[start]

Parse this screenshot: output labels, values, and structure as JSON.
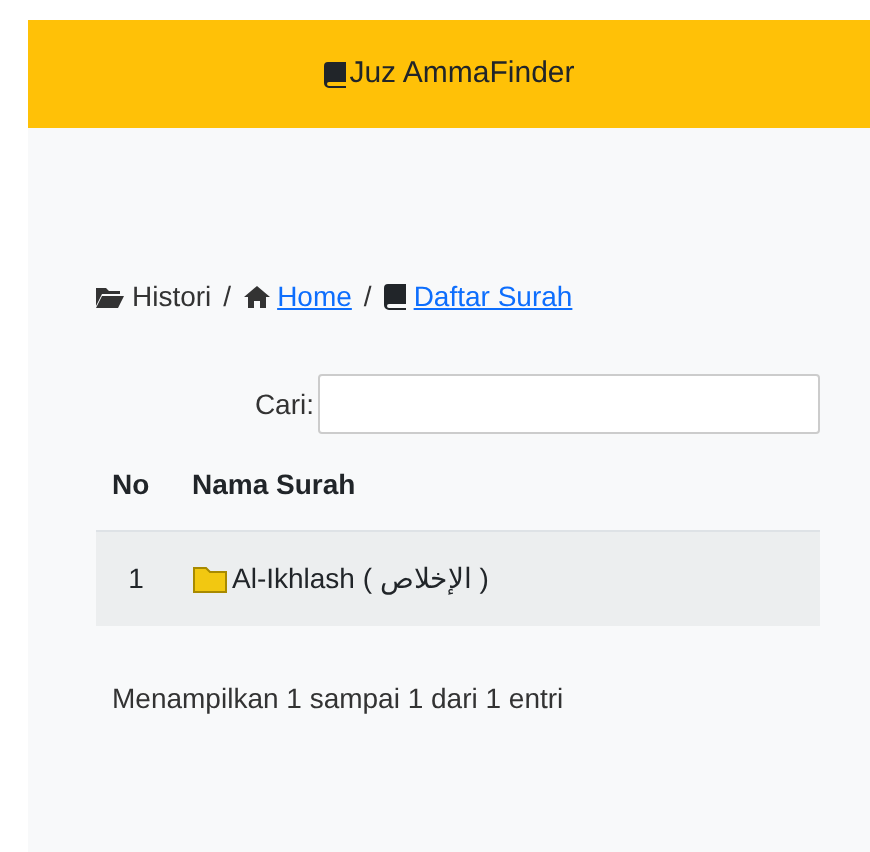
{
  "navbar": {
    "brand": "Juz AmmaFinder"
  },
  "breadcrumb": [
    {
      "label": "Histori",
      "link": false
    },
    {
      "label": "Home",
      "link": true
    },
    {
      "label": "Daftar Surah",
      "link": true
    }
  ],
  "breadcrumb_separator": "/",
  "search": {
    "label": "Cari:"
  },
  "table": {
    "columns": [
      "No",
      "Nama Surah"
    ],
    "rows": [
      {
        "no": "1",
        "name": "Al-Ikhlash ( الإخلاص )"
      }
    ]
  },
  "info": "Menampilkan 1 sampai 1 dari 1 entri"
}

[end]

→ PROBLEM STATEMENT:
Every line of the data above should be quoted exactly. Omit the pictures.

→ RIGHT ANSWER:
Parse this screenshot: output labels, values, and structure as JSON.
{
  "navbar": {
    "brand": "Juz AmmaFinder"
  },
  "breadcrumb": [
    {
      "label": "Histori",
      "link": false
    },
    {
      "label": "Home",
      "link": true
    },
    {
      "label": "Daftar Surah",
      "link": true
    }
  ],
  "breadcrumb_separator": "/",
  "search": {
    "label": "Cari:"
  },
  "table": {
    "columns": [
      "No",
      "Nama Surah"
    ],
    "rows": [
      {
        "no": "1",
        "name": "Al-Ikhlash ( الإخلاص )"
      }
    ]
  },
  "info": "Menampilkan 1 sampai 1 dari 1 entri"
}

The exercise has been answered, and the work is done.